• Problem statement: Repeat each entry as written, dropping any picture you find.

Dataset entries:
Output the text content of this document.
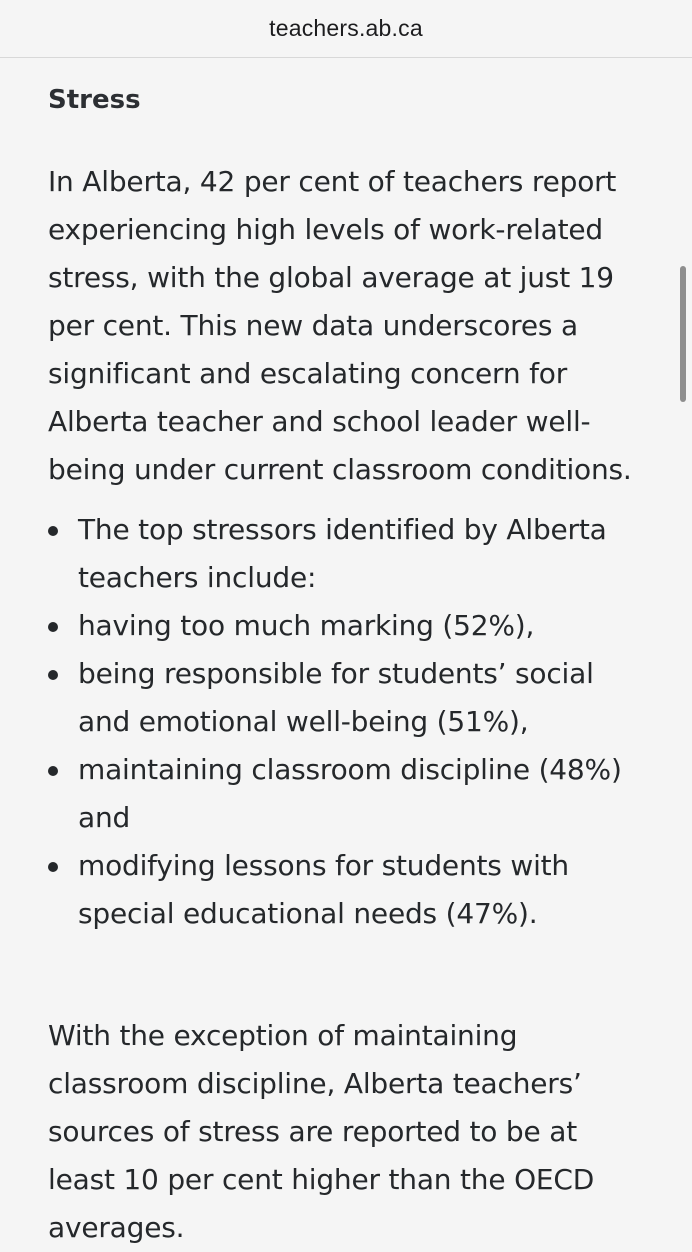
teachers.ab.ca
Stress

In Alberta, 42 per cent of teachers report experiencing high levels of work-related stress, with the global average at just 19 per cent. This new data underscores a significant and escalating concern for Alberta teacher and school leader well-being under current classroom conditions.

The top stressors identified by Alberta teachers include:
having too much marking (52%),
being responsible for students’ social and emotional well-being (51%),
maintaining classroom discipline (48%) and
modifying lessons for students with special educational needs (47%).

With the exception of maintaining classroom discipline, Alberta teachers’ sources of stress are reported to be at least 10 per cent higher than the OECD averages.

• Exercise response:
Output the text content of this document.
teachers.ab.ca
Stress

In Alberta, 42 per cent of teachers report experiencing high levels of work-related stress, with the global average at just 19 per cent. This new data underscores a significant and escalating concern for Alberta teacher and school leader well-being under current classroom conditions.

The top stressors identified by Alberta teachers include:
having too much marking (52%),
being responsible for students’ social and emotional well-being (51%),
maintaining classroom discipline (48%) and
modifying lessons for students with special educational needs (47%).

With the exception of maintaining classroom discipline, Alberta teachers’ sources of stress are reported to be at least 10 per cent higher than the OECD averages.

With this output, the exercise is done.